Written exercise —
Of all the lines in the records, how many hold the word "Intangible"? Answer with the number only.

Provided records —
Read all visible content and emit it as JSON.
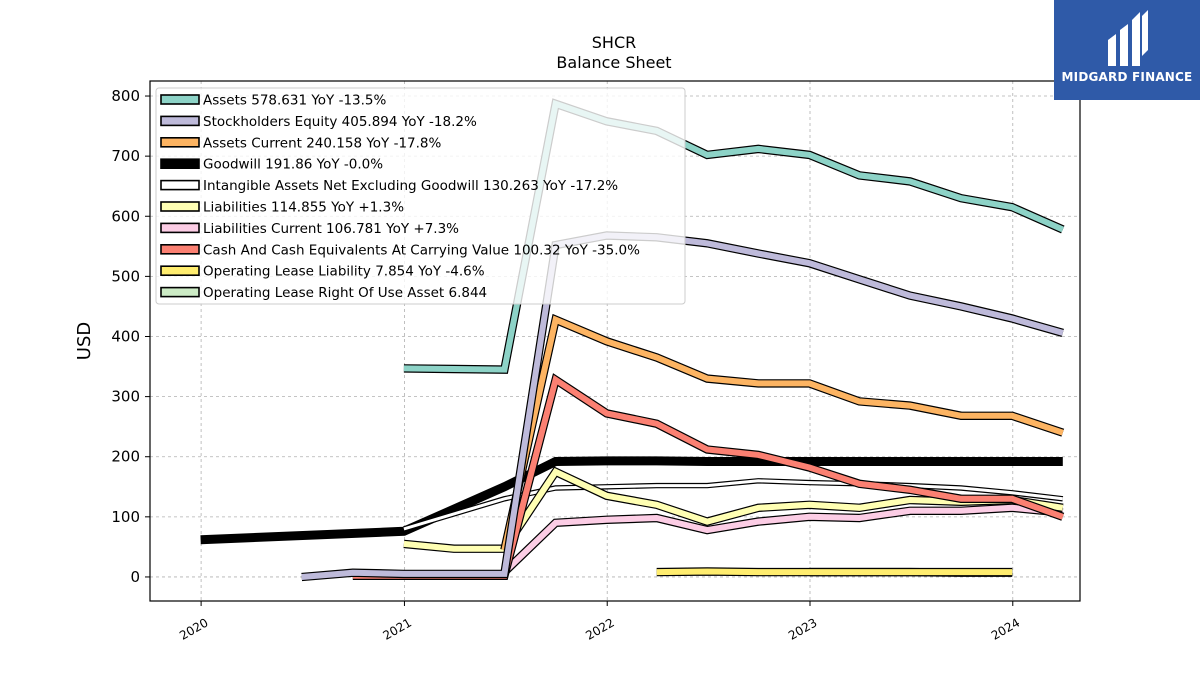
{
  "brand": {
    "name": "MIDGARD FINANCE",
    "icon": "midgard-logo-icon",
    "color": "#2f5aa8"
  },
  "chart_data": {
    "type": "line",
    "title": "SHCR",
    "subtitle": "Balance  Sheet",
    "ylabel": "USD",
    "xlabel": "",
    "xlim": [
      "2019-10-01",
      "2024-05-01"
    ],
    "ylim": [
      -40,
      825
    ],
    "x_ticks": [
      "2020",
      "2021",
      "2022",
      "2023",
      "2024"
    ],
    "x_tick_dates": [
      "2020-01-01",
      "2021-01-01",
      "2022-01-01",
      "2023-01-01",
      "2024-01-01"
    ],
    "y_ticks": [
      0,
      100,
      200,
      300,
      400,
      500,
      600,
      700,
      800
    ],
    "grid": true,
    "legend_position": "top-left",
    "series": [
      {
        "name": "Goodwill",
        "legend": "Goodwill  191.86 YoY -0.0%",
        "color": "#000000",
        "width": 9,
        "points": [
          [
            "2019-12-31",
            62
          ],
          [
            "2020-12-31",
            76
          ],
          [
            "2021-06-30",
            150
          ],
          [
            "2021-09-30",
            192
          ],
          [
            "2021-12-31",
            193
          ],
          [
            "2022-03-31",
            193
          ],
          [
            "2022-06-30",
            192
          ],
          [
            "2022-09-30",
            192
          ],
          [
            "2022-12-31",
            192
          ],
          [
            "2023-03-31",
            192
          ],
          [
            "2023-06-30",
            192
          ],
          [
            "2023-09-30",
            192
          ],
          [
            "2023-12-31",
            192
          ],
          [
            "2024-03-31",
            192
          ]
        ]
      },
      {
        "name": "Intangible Assets Net Excluding Goodwill",
        "legend": "Intangible Assets Net Excluding Goodwill  130.263 YoY -17.2%",
        "color": "#ffffff",
        "width": 3,
        "points": [
          [
            "2020-12-31",
            80
          ],
          [
            "2021-06-30",
            130
          ],
          [
            "2021-09-30",
            148
          ],
          [
            "2021-12-31",
            150
          ],
          [
            "2022-03-31",
            152
          ],
          [
            "2022-06-30",
            152
          ],
          [
            "2022-09-30",
            160
          ],
          [
            "2022-12-31",
            157
          ],
          [
            "2023-03-31",
            155
          ],
          [
            "2023-06-30",
            152
          ],
          [
            "2023-09-30",
            148
          ],
          [
            "2023-12-31",
            140
          ],
          [
            "2024-03-31",
            130
          ]
        ]
      },
      {
        "name": "Operating Lease Right Of Use Asset",
        "legend": "Operating Lease Right Of Use Asset  6.844",
        "color": "#ccebc5",
        "width": 6,
        "points": [
          [
            "2022-12-31",
            8
          ],
          [
            "2023-03-31",
            8
          ],
          [
            "2023-06-30",
            8
          ],
          [
            "2023-09-30",
            7
          ],
          [
            "2023-12-31",
            7
          ]
        ]
      },
      {
        "name": "Operating Lease Liability",
        "legend": "Operating Lease Liability  7.854 YoY -4.6%",
        "color": "#ffed6f",
        "width": 6,
        "points": [
          [
            "2022-03-31",
            8
          ],
          [
            "2022-06-30",
            9
          ],
          [
            "2022-09-30",
            8
          ],
          [
            "2022-12-31",
            8
          ],
          [
            "2023-03-31",
            8
          ],
          [
            "2023-06-30",
            8
          ],
          [
            "2023-09-30",
            8
          ],
          [
            "2023-12-31",
            8
          ]
        ]
      },
      {
        "name": "Liabilities Current",
        "legend": "Liabilities Current  106.781 YoY +7.3%",
        "color": "#fccde5",
        "width": 6,
        "points": [
          [
            "2021-06-30",
            8
          ],
          [
            "2021-09-30",
            90
          ],
          [
            "2021-12-31",
            95
          ],
          [
            "2022-03-31",
            98
          ],
          [
            "2022-06-30",
            78
          ],
          [
            "2022-09-30",
            92
          ],
          [
            "2022-12-31",
            100
          ],
          [
            "2023-03-31",
            98
          ],
          [
            "2023-06-30",
            110
          ],
          [
            "2023-09-30",
            110
          ],
          [
            "2023-12-31",
            115
          ],
          [
            "2024-03-31",
            107
          ]
        ]
      },
      {
        "name": "Liabilities",
        "legend": "Liabilities  114.855 YoY +1.3%",
        "color": "#ffffb3",
        "width": 6,
        "points": [
          [
            "2020-12-31",
            55
          ],
          [
            "2021-03-31",
            47
          ],
          [
            "2021-06-30",
            47
          ],
          [
            "2021-09-30",
            175
          ],
          [
            "2021-12-31",
            135
          ],
          [
            "2022-03-31",
            120
          ],
          [
            "2022-06-30",
            92
          ],
          [
            "2022-09-30",
            115
          ],
          [
            "2022-12-31",
            120
          ],
          [
            "2023-03-31",
            115
          ],
          [
            "2023-06-30",
            128
          ],
          [
            "2023-09-30",
            125
          ],
          [
            "2023-12-31",
            128
          ],
          [
            "2024-03-31",
            115
          ]
        ]
      },
      {
        "name": "Cash And Cash Equivalents At Carrying Value",
        "legend": "Cash And Cash Equivalents At Carrying Value  100.32 YoY -35.0%",
        "color": "#fb8072",
        "width": 6,
        "points": [
          [
            "2020-09-30",
            2
          ],
          [
            "2020-12-31",
            2
          ],
          [
            "2021-03-31",
            2
          ],
          [
            "2021-06-30",
            2
          ],
          [
            "2021-09-30",
            328
          ],
          [
            "2021-12-31",
            272
          ],
          [
            "2022-03-31",
            255
          ],
          [
            "2022-06-30",
            212
          ],
          [
            "2022-09-30",
            203
          ],
          [
            "2022-12-31",
            182
          ],
          [
            "2023-03-31",
            155
          ],
          [
            "2023-06-30",
            145
          ],
          [
            "2023-09-30",
            130
          ],
          [
            "2023-12-31",
            130
          ],
          [
            "2024-03-31",
            100
          ]
        ]
      },
      {
        "name": "Assets Current",
        "legend": "Assets Current  240.158 YoY -17.8%",
        "color": "#fdb462",
        "width": 6,
        "points": [
          [
            "2021-06-30",
            45
          ],
          [
            "2021-09-30",
            428
          ],
          [
            "2021-12-31",
            392
          ],
          [
            "2022-03-31",
            365
          ],
          [
            "2022-06-30",
            330
          ],
          [
            "2022-09-30",
            322
          ],
          [
            "2022-12-31",
            322
          ],
          [
            "2023-03-31",
            292
          ],
          [
            "2023-06-30",
            285
          ],
          [
            "2023-09-30",
            268
          ],
          [
            "2023-12-31",
            268
          ],
          [
            "2024-03-31",
            240
          ]
        ]
      },
      {
        "name": "Stockholders Equity",
        "legend": "Stockholders Equity  405.894 YoY -18.2%",
        "color": "#bebada",
        "width": 6,
        "points": [
          [
            "2020-06-30",
            0
          ],
          [
            "2020-09-30",
            7
          ],
          [
            "2020-12-31",
            5
          ],
          [
            "2021-06-30",
            5
          ],
          [
            "2021-09-30",
            552
          ],
          [
            "2021-12-31",
            568
          ],
          [
            "2022-03-31",
            565
          ],
          [
            "2022-06-30",
            555
          ],
          [
            "2022-09-30",
            538
          ],
          [
            "2022-12-31",
            522
          ],
          [
            "2023-03-31",
            495
          ],
          [
            "2023-06-30",
            468
          ],
          [
            "2023-09-30",
            450
          ],
          [
            "2023-12-31",
            430
          ],
          [
            "2024-03-31",
            406
          ]
        ]
      },
      {
        "name": "Assets",
        "legend": "Assets  578.631 YoY -13.5%",
        "color": "#8dd3c7",
        "width": 6,
        "points": [
          [
            "2020-12-31",
            347
          ],
          [
            "2021-03-31",
            346
          ],
          [
            "2021-06-30",
            345
          ],
          [
            "2021-09-30",
            787
          ],
          [
            "2021-12-31",
            758
          ],
          [
            "2022-03-31",
            742
          ],
          [
            "2022-06-30",
            702
          ],
          [
            "2022-09-30",
            712
          ],
          [
            "2022-12-31",
            702
          ],
          [
            "2023-03-31",
            668
          ],
          [
            "2023-06-30",
            658
          ],
          [
            "2023-09-30",
            630
          ],
          [
            "2023-12-31",
            615
          ],
          [
            "2024-03-31",
            578
          ]
        ]
      }
    ],
    "legend_order": [
      "Assets  578.631 YoY -13.5%",
      "Stockholders Equity  405.894 YoY -18.2%",
      "Assets Current  240.158 YoY -17.8%",
      "Goodwill  191.86 YoY -0.0%",
      "Intangible Assets Net Excluding Goodwill  130.263 YoY -17.2%",
      "Liabilities  114.855 YoY +1.3%",
      "Liabilities Current  106.781 YoY +7.3%",
      "Cash And Cash Equivalents At Carrying Value  100.32 YoY -35.0%",
      "Operating Lease Liability  7.854 YoY -4.6%",
      "Operating Lease Right Of Use Asset  6.844"
    ],
    "legend_colors": [
      "#8dd3c7",
      "#bebada",
      "#fdb462",
      "#000000",
      "#ffffff",
      "#ffffb3",
      "#fccde5",
      "#fb8072",
      "#ffed6f",
      "#ccebc5"
    ]
  }
}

Solution to the problem —
3